## [Task description]
Track down the lines that contain "JSON" and copy them.

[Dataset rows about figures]
• • • • • • •

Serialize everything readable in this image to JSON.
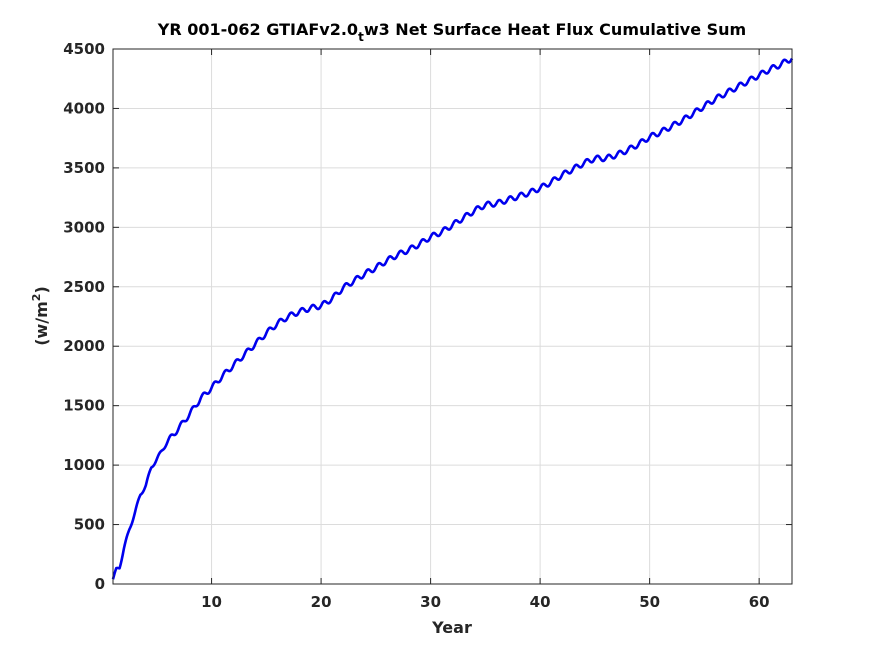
{
  "chart_data": {
    "type": "line",
    "title": {
      "prefix": "YR 001-062 GTIAFv2.0",
      "subscript": "t",
      "suffix": "w3 Net Surface Heat Flux  Cumulative Sum"
    },
    "xlabel": "Year",
    "ylabel": {
      "base": "(w/m",
      "sup": "2",
      "close": ")"
    },
    "xlim": [
      1,
      63
    ],
    "ylim": [
      0,
      4500
    ],
    "xticks": [
      10,
      20,
      30,
      40,
      50,
      60
    ],
    "yticks": [
      0,
      500,
      1000,
      1500,
      2000,
      2500,
      3000,
      3500,
      4000,
      4500
    ],
    "grid": true,
    "series": [
      {
        "color": "#0000ee",
        "seasonal_cycle": "annual",
        "x": [
          1,
          1.3,
          1.6,
          2,
          2.5,
          3,
          3.5,
          4,
          4.5,
          5,
          6,
          7,
          8,
          9,
          10,
          11,
          12,
          13,
          14,
          15,
          16,
          17,
          18,
          19,
          20,
          21,
          22,
          23,
          24,
          25,
          26,
          27,
          28,
          29,
          30,
          31,
          32,
          33,
          34,
          35,
          36,
          37,
          38,
          39,
          40,
          41,
          42,
          43,
          44,
          45,
          46,
          47,
          48,
          49,
          50,
          51,
          52,
          53,
          54,
          55,
          56,
          57,
          58,
          59,
          60,
          61,
          62,
          62.5,
          63
        ],
        "y": [
          40,
          120,
          140,
          300,
          460,
          600,
          750,
          830,
          980,
          1050,
          1200,
          1310,
          1430,
          1560,
          1650,
          1750,
          1840,
          1930,
          2020,
          2110,
          2190,
          2250,
          2290,
          2320,
          2340,
          2400,
          2490,
          2550,
          2610,
          2660,
          2720,
          2770,
          2810,
          2860,
          2920,
          2960,
          3020,
          3080,
          3140,
          3190,
          3200,
          3230,
          3260,
          3290,
          3330,
          3380,
          3440,
          3490,
          3540,
          3580,
          3580,
          3610,
          3650,
          3700,
          3760,
          3800,
          3850,
          3900,
          3960,
          4020,
          4080,
          4130,
          4180,
          4230,
          4280,
          4330,
          4370,
          4400,
          4420
        ]
      }
    ]
  }
}
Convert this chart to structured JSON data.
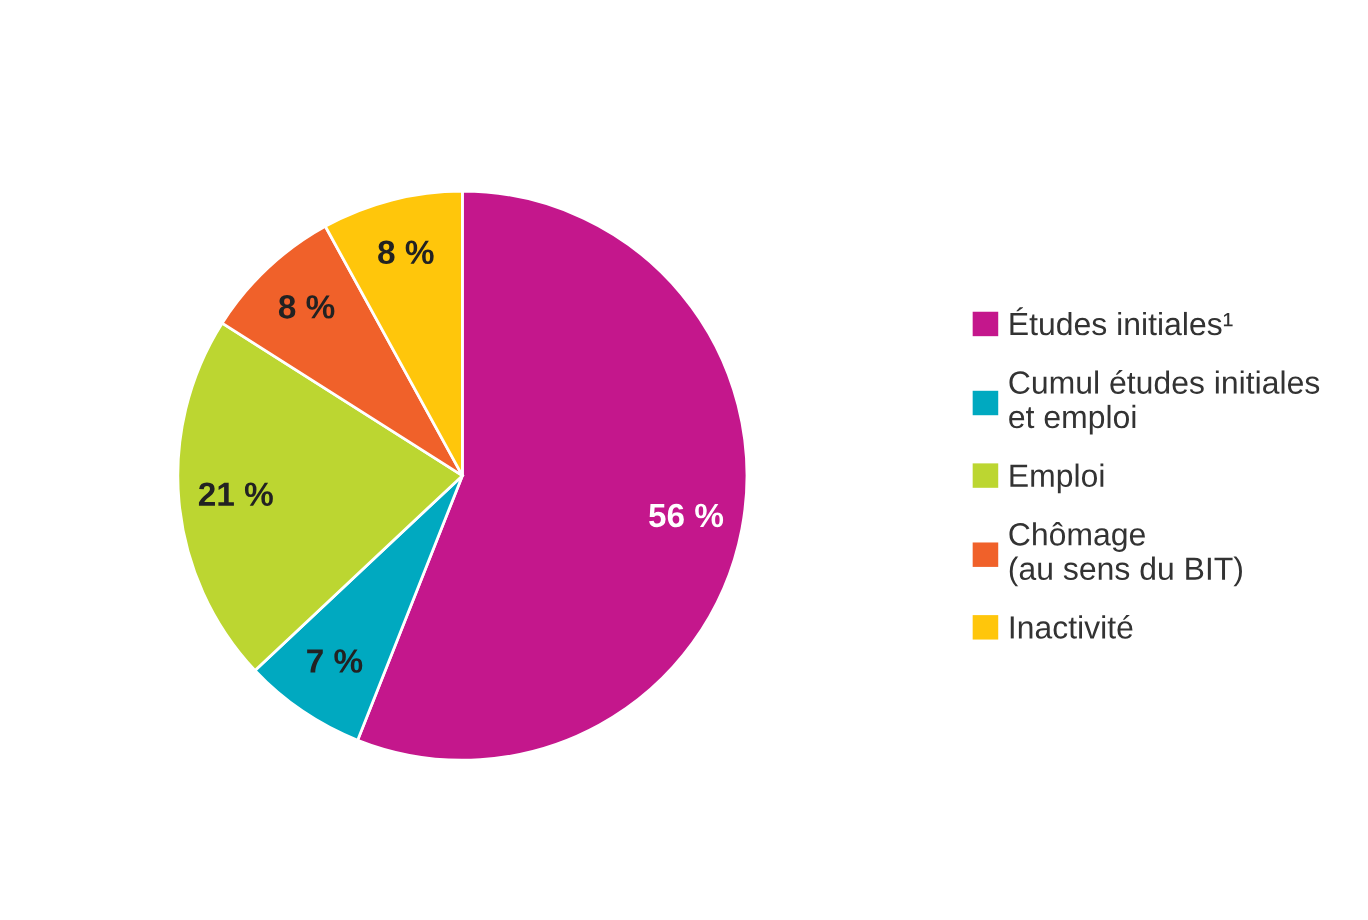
{
  "chart_data": {
    "type": "pie",
    "categories": [
      "Études initiales¹",
      "Cumul études initiales\net emploi",
      "Emploi",
      "Chômage\n(au sens du BIT)",
      "Inactivité"
    ],
    "values": [
      56,
      7,
      21,
      8,
      8
    ],
    "colors": [
      "#c4178c",
      "#00a9c0",
      "#bcd631",
      "#f0612a",
      "#ffc60b"
    ],
    "value_labels": [
      "56 %",
      "7 %",
      "21 %",
      "8 %",
      "8 %"
    ],
    "legend": "right"
  }
}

• • • • • • •

## [Task output]
Serialize everything readable in this image to JSON.
Convert this chart to structured JSON data.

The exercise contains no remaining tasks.